┌─ ITEMS
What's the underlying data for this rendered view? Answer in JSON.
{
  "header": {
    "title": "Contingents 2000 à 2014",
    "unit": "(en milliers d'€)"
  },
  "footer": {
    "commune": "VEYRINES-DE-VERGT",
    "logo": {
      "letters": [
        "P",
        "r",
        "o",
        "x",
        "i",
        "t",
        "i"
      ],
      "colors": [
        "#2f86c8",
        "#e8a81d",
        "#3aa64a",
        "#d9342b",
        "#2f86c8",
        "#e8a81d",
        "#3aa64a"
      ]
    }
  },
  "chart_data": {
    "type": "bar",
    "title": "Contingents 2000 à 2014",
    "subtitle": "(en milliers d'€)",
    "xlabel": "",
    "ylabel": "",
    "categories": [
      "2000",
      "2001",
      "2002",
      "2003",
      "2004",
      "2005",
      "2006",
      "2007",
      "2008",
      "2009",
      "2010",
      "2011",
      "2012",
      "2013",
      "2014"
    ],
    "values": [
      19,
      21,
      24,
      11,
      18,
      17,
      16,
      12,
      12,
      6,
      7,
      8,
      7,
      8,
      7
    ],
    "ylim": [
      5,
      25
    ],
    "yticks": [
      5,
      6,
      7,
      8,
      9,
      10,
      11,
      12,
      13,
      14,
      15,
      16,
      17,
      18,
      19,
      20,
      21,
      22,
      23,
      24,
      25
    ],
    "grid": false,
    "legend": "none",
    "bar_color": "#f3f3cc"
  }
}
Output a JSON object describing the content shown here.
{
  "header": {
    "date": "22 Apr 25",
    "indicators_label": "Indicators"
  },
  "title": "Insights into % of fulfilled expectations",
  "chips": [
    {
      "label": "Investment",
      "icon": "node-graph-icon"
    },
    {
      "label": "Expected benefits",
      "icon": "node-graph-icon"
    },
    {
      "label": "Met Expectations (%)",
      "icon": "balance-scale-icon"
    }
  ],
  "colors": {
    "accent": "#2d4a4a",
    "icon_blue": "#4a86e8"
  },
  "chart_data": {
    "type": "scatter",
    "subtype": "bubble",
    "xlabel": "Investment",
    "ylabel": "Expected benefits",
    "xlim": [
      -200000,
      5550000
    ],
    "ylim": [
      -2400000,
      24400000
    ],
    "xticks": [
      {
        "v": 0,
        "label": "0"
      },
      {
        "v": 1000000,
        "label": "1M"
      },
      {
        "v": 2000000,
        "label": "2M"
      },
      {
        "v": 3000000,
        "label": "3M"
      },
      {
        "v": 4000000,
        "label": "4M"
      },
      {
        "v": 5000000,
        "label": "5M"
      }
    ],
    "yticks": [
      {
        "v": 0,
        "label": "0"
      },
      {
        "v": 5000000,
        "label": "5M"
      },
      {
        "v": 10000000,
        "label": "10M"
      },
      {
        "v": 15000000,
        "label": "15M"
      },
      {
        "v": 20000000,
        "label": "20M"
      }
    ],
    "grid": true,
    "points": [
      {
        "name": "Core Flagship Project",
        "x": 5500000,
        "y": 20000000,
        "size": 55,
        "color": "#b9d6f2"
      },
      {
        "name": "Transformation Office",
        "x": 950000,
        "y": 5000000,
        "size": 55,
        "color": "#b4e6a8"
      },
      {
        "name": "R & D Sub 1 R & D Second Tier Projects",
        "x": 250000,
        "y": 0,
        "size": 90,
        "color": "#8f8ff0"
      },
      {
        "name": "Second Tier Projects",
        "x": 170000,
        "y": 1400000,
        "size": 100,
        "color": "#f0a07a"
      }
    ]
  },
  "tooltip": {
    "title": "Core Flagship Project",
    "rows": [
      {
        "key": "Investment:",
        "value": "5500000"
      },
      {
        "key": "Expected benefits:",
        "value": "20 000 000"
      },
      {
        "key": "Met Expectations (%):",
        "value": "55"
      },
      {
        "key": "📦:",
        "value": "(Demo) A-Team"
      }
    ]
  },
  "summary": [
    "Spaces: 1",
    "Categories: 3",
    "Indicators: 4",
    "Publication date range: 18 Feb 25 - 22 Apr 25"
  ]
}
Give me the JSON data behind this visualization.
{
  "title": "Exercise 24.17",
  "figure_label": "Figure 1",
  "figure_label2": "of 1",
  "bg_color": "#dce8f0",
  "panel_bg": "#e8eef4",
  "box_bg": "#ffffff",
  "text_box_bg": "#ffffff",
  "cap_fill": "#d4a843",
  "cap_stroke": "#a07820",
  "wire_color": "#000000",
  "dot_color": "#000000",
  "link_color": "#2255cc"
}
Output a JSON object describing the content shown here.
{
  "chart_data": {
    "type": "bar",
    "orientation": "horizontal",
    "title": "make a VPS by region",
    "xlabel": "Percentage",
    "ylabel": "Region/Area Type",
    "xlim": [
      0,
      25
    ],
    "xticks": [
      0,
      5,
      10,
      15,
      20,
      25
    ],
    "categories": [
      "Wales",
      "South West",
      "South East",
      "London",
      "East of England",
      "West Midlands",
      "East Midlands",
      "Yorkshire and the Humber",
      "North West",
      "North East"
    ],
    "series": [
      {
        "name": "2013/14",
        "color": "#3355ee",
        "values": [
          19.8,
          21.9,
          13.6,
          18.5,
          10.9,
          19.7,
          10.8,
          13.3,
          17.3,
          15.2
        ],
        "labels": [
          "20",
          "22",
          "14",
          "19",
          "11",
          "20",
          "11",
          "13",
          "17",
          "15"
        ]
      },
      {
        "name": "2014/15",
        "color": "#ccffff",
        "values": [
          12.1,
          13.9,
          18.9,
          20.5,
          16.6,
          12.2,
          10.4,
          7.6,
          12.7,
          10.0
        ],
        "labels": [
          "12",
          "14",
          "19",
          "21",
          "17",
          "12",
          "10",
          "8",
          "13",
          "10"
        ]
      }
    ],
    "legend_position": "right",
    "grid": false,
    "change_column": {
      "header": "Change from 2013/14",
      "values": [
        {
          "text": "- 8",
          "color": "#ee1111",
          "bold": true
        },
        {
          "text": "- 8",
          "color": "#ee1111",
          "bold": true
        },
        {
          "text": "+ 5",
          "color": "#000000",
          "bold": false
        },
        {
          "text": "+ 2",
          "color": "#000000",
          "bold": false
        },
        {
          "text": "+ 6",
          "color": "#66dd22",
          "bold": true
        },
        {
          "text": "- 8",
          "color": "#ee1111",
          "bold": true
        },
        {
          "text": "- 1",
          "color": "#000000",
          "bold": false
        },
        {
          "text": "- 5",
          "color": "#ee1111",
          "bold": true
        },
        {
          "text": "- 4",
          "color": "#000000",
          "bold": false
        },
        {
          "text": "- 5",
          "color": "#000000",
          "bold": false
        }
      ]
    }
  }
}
└─
**YOUR INSTRUCTIONS**
Return all of the entries word for word.

**TASK RESULT**
What's the underlying data for this rendered view? Answer in JSON.
{
  "header": {
    "title": "Contingents 2000 à 2014",
    "unit": "(en milliers d'€)"
  },
  "footer": {
    "commune": "VEYRINES-DE-VERGT",
    "logo": {
      "letters": [
        "P",
        "r",
        "o",
        "x",
        "i",
        "t",
        "i"
      ],
      "colors": [
        "#2f86c8",
        "#e8a81d",
        "#3aa64a",
        "#d9342b",
        "#2f86c8",
        "#e8a81d",
        "#3aa64a"
      ]
    }
  },
  "chart_data": {
    "type": "bar",
    "title": "Contingents 2000 à 2014",
    "subtitle": "(en milliers d'€)",
    "xlabel": "",
    "ylabel": "",
    "categories": [
      "2000",
      "2001",
      "2002",
      "2003",
      "2004",
      "2005",
      "2006",
      "2007",
      "2008",
      "2009",
      "2010",
      "2011",
      "2012",
      "2013",
      "2014"
    ],
    "values": [
      19,
      21,
      24,
      11,
      18,
      17,
      16,
      12,
      12,
      6,
      7,
      8,
      7,
      8,
      7
    ],
    "ylim": [
      5,
      25
    ],
    "yticks": [
      5,
      6,
      7,
      8,
      9,
      10,
      11,
      12,
      13,
      14,
      15,
      16,
      17,
      18,
      19,
      20,
      21,
      22,
      23,
      24,
      25
    ],
    "grid": false,
    "legend": "none",
    "bar_color": "#f3f3cc"
  }
}
Output a JSON object describing the content shown here.
{
  "header": {
    "date": "22 Apr 25",
    "indicators_label": "Indicators"
  },
  "title": "Insights into % of fulfilled expectations",
  "chips": [
    {
      "label": "Investment",
      "icon": "node-graph-icon"
    },
    {
      "label": "Expected benefits",
      "icon": "node-graph-icon"
    },
    {
      "label": "Met Expectations (%)",
      "icon": "balance-scale-icon"
    }
  ],
  "colors": {
    "accent": "#2d4a4a",
    "icon_blue": "#4a86e8"
  },
  "chart_data": {
    "type": "scatter",
    "subtype": "bubble",
    "xlabel": "Investment",
    "ylabel": "Expected benefits",
    "xlim": [
      -200000,
      5550000
    ],
    "ylim": [
      -2400000,
      24400000
    ],
    "xticks": [
      {
        "v": 0,
        "label": "0"
      },
      {
        "v": 1000000,
        "label": "1M"
      },
      {
        "v": 2000000,
        "label": "2M"
      },
      {
        "v": 3000000,
        "label": "3M"
      },
      {
        "v": 4000000,
        "label": "4M"
      },
      {
        "v": 5000000,
        "label": "5M"
      }
    ],
    "yticks": [
      {
        "v": 0,
        "label": "0"
      },
      {
        "v": 5000000,
        "label": "5M"
      },
      {
        "v": 10000000,
        "label": "10M"
      },
      {
        "v": 15000000,
        "label": "15M"
      },
      {
        "v": 20000000,
        "label": "20M"
      }
    ],
    "grid": true,
    "points": [
      {
        "name": "Core Flagship Project",
        "x": 5500000,
        "y": 20000000,
        "size": 55,
        "color": "#b9d6f2"
      },
      {
        "name": "Transformation Office",
        "x": 950000,
        "y": 5000000,
        "size": 55,
        "color": "#b4e6a8"
      },
      {
        "name": "R & D Sub 1 R & D Second Tier Projects",
        "x": 250000,
        "y": 0,
        "size": 90,
        "color": "#8f8ff0"
      },
      {
        "name": "Second Tier Projects",
        "x": 170000,
        "y": 1400000,
        "size": 100,
        "color": "#f0a07a"
      }
    ]
  },
  "tooltip": {
    "title": "Core Flagship Project",
    "rows": [
      {
        "key": "Investment:",
        "value": "5500000"
      },
      {
        "key": "Expected benefits:",
        "value": "20 000 000"
      },
      {
        "key": "Met Expectations (%):",
        "value": "55"
      },
      {
        "key": "📦:",
        "value": "(Demo) A-Team"
      }
    ]
  },
  "summary": [
    "Spaces: 1",
    "Categories: 3",
    "Indicators: 4",
    "Publication date range: 18 Feb 25 - 22 Apr 25"
  ]
}
Give me the JSON data behind this visualization.
{
  "title": "Exercise 24.17",
  "figure_label": "Figure 1",
  "figure_label2": "of 1",
  "bg_color": "#dce8f0",
  "panel_bg": "#e8eef4",
  "box_bg": "#ffffff",
  "text_box_bg": "#ffffff",
  "cap_fill": "#d4a843",
  "cap_stroke": "#a07820",
  "wire_color": "#000000",
  "dot_color": "#000000",
  "link_color": "#2255cc"
}
Output a JSON object describing the content shown here.
{
  "chart_data": {
    "type": "bar",
    "orientation": "horizontal",
    "title": "make a VPS by region",
    "xlabel": "Percentage",
    "ylabel": "Region/Area Type",
    "xlim": [
      0,
      25
    ],
    "xticks": [
      0,
      5,
      10,
      15,
      20,
      25
    ],
    "categories": [
      "Wales",
      "South West",
      "South East",
      "London",
      "East of England",
      "West Midlands",
      "East Midlands",
      "Yorkshire and the Humber",
      "North West",
      "North East"
    ],
    "series": [
      {
        "name": "2013/14",
        "color": "#3355ee",
        "values": [
          19.8,
          21.9,
          13.6,
          18.5,
          10.9,
          19.7,
          10.8,
          13.3,
          17.3,
          15.2
        ],
        "labels": [
          "20",
          "22",
          "14",
          "19",
          "11",
          "20",
          "11",
          "13",
          "17",
          "15"
        ]
      },
      {
        "name": "2014/15",
        "color": "#ccffff",
        "values": [
          12.1,
          13.9,
          18.9,
          20.5,
          16.6,
          12.2,
          10.4,
          7.6,
          12.7,
          10.0
        ],
        "labels": [
          "12",
          "14",
          "19",
          "21",
          "17",
          "12",
          "10",
          "8",
          "13",
          "10"
        ]
      }
    ],
    "legend_position": "right",
    "grid": false,
    "change_column": {
      "header": "Change from 2013/14",
      "values": [
        {
          "text": "- 8",
          "color": "#ee1111",
          "bold": true
        },
        {
          "text": "- 8",
          "color": "#ee1111",
          "bold": true
        },
        {
          "text": "+ 5",
          "color": "#000000",
          "bold": false
        },
        {
          "text": "+ 2",
          "color": "#000000",
          "bold": false
        },
        {
          "text": "+ 6",
          "color": "#66dd22",
          "bold": true
        },
        {
          "text": "- 8",
          "color": "#ee1111",
          "bold": true
        },
        {
          "text": "- 1",
          "color": "#000000",
          "bold": false
        },
        {
          "text": "- 5",
          "color": "#ee1111",
          "bold": true
        },
        {
          "text": "- 4",
          "color": "#000000",
          "bold": false
        },
        {
          "text": "- 5",
          "color": "#000000",
          "bold": false
        }
      ]
    }
  }
}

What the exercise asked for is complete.